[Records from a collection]
··········
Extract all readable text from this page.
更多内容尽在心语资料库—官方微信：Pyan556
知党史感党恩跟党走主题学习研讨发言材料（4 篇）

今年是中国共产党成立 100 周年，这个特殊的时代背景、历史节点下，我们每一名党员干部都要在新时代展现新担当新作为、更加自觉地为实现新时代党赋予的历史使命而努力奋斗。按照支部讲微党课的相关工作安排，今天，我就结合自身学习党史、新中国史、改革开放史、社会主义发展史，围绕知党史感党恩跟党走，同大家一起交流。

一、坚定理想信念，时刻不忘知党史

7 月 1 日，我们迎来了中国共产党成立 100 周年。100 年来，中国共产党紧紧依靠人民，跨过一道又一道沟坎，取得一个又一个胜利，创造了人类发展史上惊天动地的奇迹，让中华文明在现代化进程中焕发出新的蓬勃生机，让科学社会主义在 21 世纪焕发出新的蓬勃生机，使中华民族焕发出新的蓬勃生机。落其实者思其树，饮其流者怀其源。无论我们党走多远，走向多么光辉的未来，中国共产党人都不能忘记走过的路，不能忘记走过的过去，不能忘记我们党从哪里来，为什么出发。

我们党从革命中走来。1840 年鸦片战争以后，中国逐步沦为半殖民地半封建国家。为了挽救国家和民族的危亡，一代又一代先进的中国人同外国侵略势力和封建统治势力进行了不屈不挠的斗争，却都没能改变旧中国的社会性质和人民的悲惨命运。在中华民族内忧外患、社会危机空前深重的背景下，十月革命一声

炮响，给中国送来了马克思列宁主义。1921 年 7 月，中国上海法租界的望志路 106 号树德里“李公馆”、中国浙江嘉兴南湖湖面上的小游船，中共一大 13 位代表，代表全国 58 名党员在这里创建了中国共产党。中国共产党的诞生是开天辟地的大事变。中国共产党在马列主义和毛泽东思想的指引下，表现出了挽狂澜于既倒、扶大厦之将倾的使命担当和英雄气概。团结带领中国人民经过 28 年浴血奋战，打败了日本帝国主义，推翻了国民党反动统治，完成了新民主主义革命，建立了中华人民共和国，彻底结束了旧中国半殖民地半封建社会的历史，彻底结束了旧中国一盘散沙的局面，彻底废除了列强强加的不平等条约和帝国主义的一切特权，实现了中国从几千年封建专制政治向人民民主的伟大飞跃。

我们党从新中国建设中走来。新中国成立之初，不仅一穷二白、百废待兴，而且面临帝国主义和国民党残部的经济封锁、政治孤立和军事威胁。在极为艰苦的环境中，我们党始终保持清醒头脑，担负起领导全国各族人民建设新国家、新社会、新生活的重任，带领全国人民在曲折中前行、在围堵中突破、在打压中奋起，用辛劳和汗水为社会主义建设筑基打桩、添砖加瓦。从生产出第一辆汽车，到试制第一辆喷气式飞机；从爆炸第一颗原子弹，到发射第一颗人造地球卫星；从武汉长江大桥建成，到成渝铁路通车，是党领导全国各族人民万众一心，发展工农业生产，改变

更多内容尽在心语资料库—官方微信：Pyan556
··········
**Aim**: Reproduce every line above without error.

**Result**:
Extract all readable text from this page.
更多内容尽在心语资料库—官方微信：Pyan556
知党史感党恩跟党走主题学习研讨发言材料（4 篇）

今年是中国共产党成立 100 周年，这个特殊的时代背景、历史节点下，我们每一名党员干部都要在新时代展现新担当新作为、更加自觉地为实现新时代党赋予的历史使命而努力奋斗。按照支部讲微党课的相关工作安排，今天，我就结合自身学习党史、新中国史、改革开放史、社会主义发展史，围绕知党史感党恩跟党走，同大家一起交流。

一、坚定理想信念，时刻不忘知党史

7 月 1 日，我们迎来了中国共产党成立 100 周年。100 年来，中国共产党紧紧依靠人民，跨过一道又一道沟坎，取得一个又一个胜利，创造了人类发展史上惊天动地的奇迹，让中华文明在现代化进程中焕发出新的蓬勃生机，让科学社会主义在 21 世纪焕发出新的蓬勃生机，使中华民族焕发出新的蓬勃生机。落其实者思其树，饮其流者怀其源。无论我们党走多远，走向多么光辉的未来，中国共产党人都不能忘记走过的路，不能忘记走过的过去，不能忘记我们党从哪里来，为什么出发。

我们党从革命中走来。1840 年鸦片战争以后，中国逐步沦为半殖民地半封建国家。为了挽救国家和民族的危亡，一代又一代先进的中国人同外国侵略势力和封建统治势力进行了不屈不挠的斗争，却都没能改变旧中国的社会性质和人民的悲惨命运。在中华民族内忧外患、社会危机空前深重的背景下，十月革命一声

炮响，给中国送来了马克思列宁主义。1921 年 7 月，中国上海法租界的望志路 106 号树德里“李公馆”、中国浙江嘉兴南湖湖面上的小游船，中共一大 13 位代表，代表全国 58 名党员在这里创建了中国共产党。中国共产党的诞生是开天辟地的大事变。中国共产党在马列主义和毛泽东思想的指引下，表现出了挽狂澜于既倒、扶大厦之将倾的使命担当和英雄气概。团结带领中国人民经过 28 年浴血奋战，打败了日本帝国主义，推翻了国民党反动统治，完成了新民主主义革命，建立了中华人民共和国，彻底结束了旧中国半殖民地半封建社会的历史，彻底结束了旧中国一盘散沙的局面，彻底废除了列强强加的不平等条约和帝国主义的一切特权，实现了中国从几千年封建专制政治向人民民主的伟大飞跃。

我们党从新中国建设中走来。新中国成立之初，不仅一穷二白、百废待兴，而且面临帝国主义和国民党残部的经济封锁、政治孤立和军事威胁。在极为艰苦的环境中，我们党始终保持清醒头脑，担负起领导全国各族人民建设新国家、新社会、新生活的重任，带领全国人民在曲折中前行、在围堵中突破、在打压中奋起，用辛劳和汗水为社会主义建设筑基打桩、添砖加瓦。从生产出第一辆汽车，到试制第一辆喷气式飞机；从爆炸第一颗原子弹，到发射第一颗人造地球卫星；从武汉长江大桥建成，到成渝铁路通车，是党领导全国各族人民万众一心，发展工农业生产，改变

更多内容尽在心语资料库—官方微信：Pyan556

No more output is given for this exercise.